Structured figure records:
══════════════════════════════

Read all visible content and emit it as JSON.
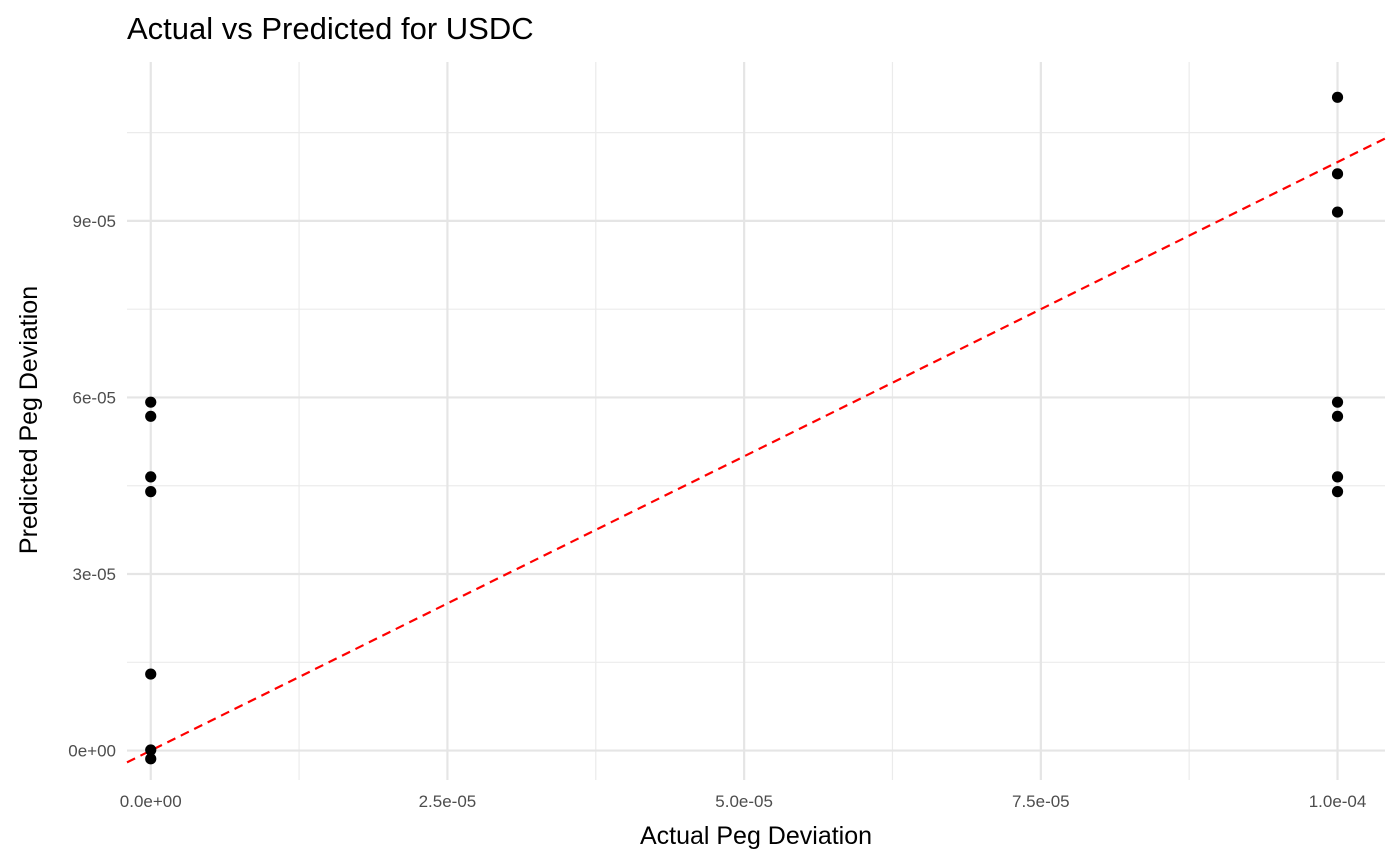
{
  "chart_data": {
    "type": "scatter",
    "title": "Actual vs Predicted for USDC",
    "xlabel": "Actual Peg Deviation",
    "ylabel": "Predicted Peg Deviation",
    "xlim": [
      -2e-06,
      0.000104
    ],
    "ylim": [
      -5e-06,
      0.000117
    ],
    "x_ticks": [
      0,
      2.5e-05,
      5e-05,
      7.5e-05,
      0.0001
    ],
    "x_tick_labels": [
      "0.0e+00",
      "2.5e-05",
      "5.0e-05",
      "7.5e-05",
      "1.0e-04"
    ],
    "y_ticks": [
      0,
      3e-05,
      6e-05,
      9e-05
    ],
    "y_tick_labels": [
      "0e+00",
      "3e-05",
      "6e-05",
      "9e-05"
    ],
    "points": [
      {
        "x": 0,
        "y": -1.4e-06
      },
      {
        "x": 0,
        "y": 1e-07
      },
      {
        "x": 0,
        "y": 1.3e-05
      },
      {
        "x": 0,
        "y": 4.4e-05
      },
      {
        "x": 0,
        "y": 4.65e-05
      },
      {
        "x": 0,
        "y": 5.68e-05
      },
      {
        "x": 0,
        "y": 5.92e-05
      },
      {
        "x": 0.0001,
        "y": 4.4e-05
      },
      {
        "x": 0.0001,
        "y": 4.65e-05
      },
      {
        "x": 0.0001,
        "y": 5.68e-05
      },
      {
        "x": 0.0001,
        "y": 5.92e-05
      },
      {
        "x": 0.0001,
        "y": 9.15e-05
      },
      {
        "x": 0.0001,
        "y": 9.8e-05
      },
      {
        "x": 0.0001,
        "y": 0.000111
      }
    ],
    "reference_line": {
      "slope": 1,
      "intercept": 0,
      "style": "dashed",
      "color": "#ff0000"
    },
    "point_color": "#000000",
    "grid": true,
    "legend": "none"
  }
}
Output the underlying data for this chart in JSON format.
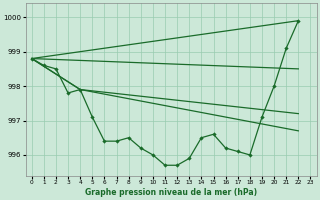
{
  "xlabel": "Graphe pression niveau de la mer (hPa)",
  "ylim": [
    995.4,
    1000.4
  ],
  "xlim": [
    -0.5,
    23.5
  ],
  "yticks": [
    996,
    997,
    998,
    999,
    1000
  ],
  "xticks": [
    0,
    1,
    2,
    3,
    4,
    5,
    6,
    7,
    8,
    9,
    10,
    11,
    12,
    13,
    14,
    15,
    16,
    17,
    18,
    19,
    20,
    21,
    22,
    23
  ],
  "bg_color": "#cce8d8",
  "grid_color": "#99ccb0",
  "line_color": "#1a6b2a",
  "line1_x": [
    0,
    1,
    2,
    3,
    4,
    5,
    6,
    7,
    8,
    9,
    10,
    11,
    12,
    13,
    14,
    15,
    16,
    17,
    18,
    19,
    20,
    21,
    22
  ],
  "line1_y": [
    998.8,
    998.6,
    998.5,
    997.8,
    997.9,
    997.1,
    996.4,
    996.4,
    996.5,
    996.2,
    996.0,
    995.7,
    995.7,
    995.9,
    996.5,
    996.6,
    996.2,
    996.1,
    996.0,
    997.1,
    998.0,
    999.1,
    999.9
  ],
  "fan_lines": [
    {
      "x": [
        0,
        22
      ],
      "y": [
        998.8,
        999.9
      ]
    },
    {
      "x": [
        0,
        1,
        22
      ],
      "y": [
        998.6,
        998.5,
        998.5
      ]
    },
    {
      "x": [
        0,
        4,
        22
      ],
      "y": [
        998.8,
        997.9,
        997.2
      ]
    },
    {
      "x": [
        0,
        4,
        22
      ],
      "y": [
        998.8,
        997.9,
        996.8
      ]
    }
  ]
}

══════════════════════════════

**Given instruction:**
Every record above should come back exactly, but without its pictures.

**Correct result:**
Read all visible content and emit it as JSON.
{
  "chart_data": {
    "type": "scatter",
    "title": "Actual vs Predicted for USDC",
    "xlabel": "Actual Peg Deviation",
    "ylabel": "Predicted Peg Deviation",
    "xlim": [
      -2e-06,
      0.000104
    ],
    "ylim": [
      -5e-06,
      0.000117
    ],
    "x_ticks": [
      0,
      2.5e-05,
      5e-05,
      7.5e-05,
      0.0001
    ],
    "x_tick_labels": [
      "0.0e+00",
      "2.5e-05",
      "5.0e-05",
      "7.5e-05",
      "1.0e-04"
    ],
    "y_ticks": [
      0,
      3e-05,
      6e-05,
      9e-05
    ],
    "y_tick_labels": [
      "0e+00",
      "3e-05",
      "6e-05",
      "9e-05"
    ],
    "points": [
      {
        "x": 0,
        "y": -1.4e-06
      },
      {
        "x": 0,
        "y": 1e-07
      },
      {
        "x": 0,
        "y": 1.3e-05
      },
      {
        "x": 0,
        "y": 4.4e-05
      },
      {
        "x": 0,
        "y": 4.65e-05
      },
      {
        "x": 0,
        "y": 5.68e-05
      },
      {
        "x": 0,
        "y": 5.92e-05
      },
      {
        "x": 0.0001,
        "y": 4.4e-05
      },
      {
        "x": 0.0001,
        "y": 4.65e-05
      },
      {
        "x": 0.0001,
        "y": 5.68e-05
      },
      {
        "x": 0.0001,
        "y": 5.92e-05
      },
      {
        "x": 0.0001,
        "y": 9.15e-05
      },
      {
        "x": 0.0001,
        "y": 9.8e-05
      },
      {
        "x": 0.0001,
        "y": 0.000111
      }
    ],
    "reference_line": {
      "slope": 1,
      "intercept": 0,
      "style": "dashed",
      "color": "#ff0000"
    },
    "point_color": "#000000",
    "grid": true,
    "legend": "none"
  }
}
Output the underlying data for this chart in JSON format.
{
  "xlabel": "Graphe pression niveau de la mer (hPa)",
  "ylim": [
    995.4,
    1000.4
  ],
  "xlim": [
    -0.5,
    23.5
  ],
  "yticks": [
    996,
    997,
    998,
    999,
    1000
  ],
  "xticks": [
    0,
    1,
    2,
    3,
    4,
    5,
    6,
    7,
    8,
    9,
    10,
    11,
    12,
    13,
    14,
    15,
    16,
    17,
    18,
    19,
    20,
    21,
    22,
    23
  ],
  "bg_color": "#cce8d8",
  "grid_color": "#99ccb0",
  "line_color": "#1a6b2a",
  "line1_x": [
    0,
    1,
    2,
    3,
    4,
    5,
    6,
    7,
    8,
    9,
    10,
    11,
    12,
    13,
    14,
    15,
    16,
    17,
    18,
    19,
    20,
    21,
    22
  ],
  "line1_y": [
    998.8,
    998.6,
    998.5,
    997.8,
    997.9,
    997.1,
    996.4,
    996.4,
    996.5,
    996.2,
    996.0,
    995.7,
    995.7,
    995.9,
    996.5,
    996.6,
    996.2,
    996.1,
    996.0,
    997.1,
    998.0,
    999.1,
    999.9
  ],
  "fan_lines": [
    {
      "x": [
        0,
        22
      ],
      "y": [
        998.8,
        999.9
      ]
    },
    {
      "x": [
        0,
        1,
        22
      ],
      "y": [
        998.6,
        998.5,
        998.5
      ]
    },
    {
      "x": [
        0,
        4,
        22
      ],
      "y": [
        998.8,
        997.9,
        997.2
      ]
    },
    {
      "x": [
        0,
        4,
        22
      ],
      "y": [
        998.8,
        997.9,
        996.8
      ]
    }
  ]
}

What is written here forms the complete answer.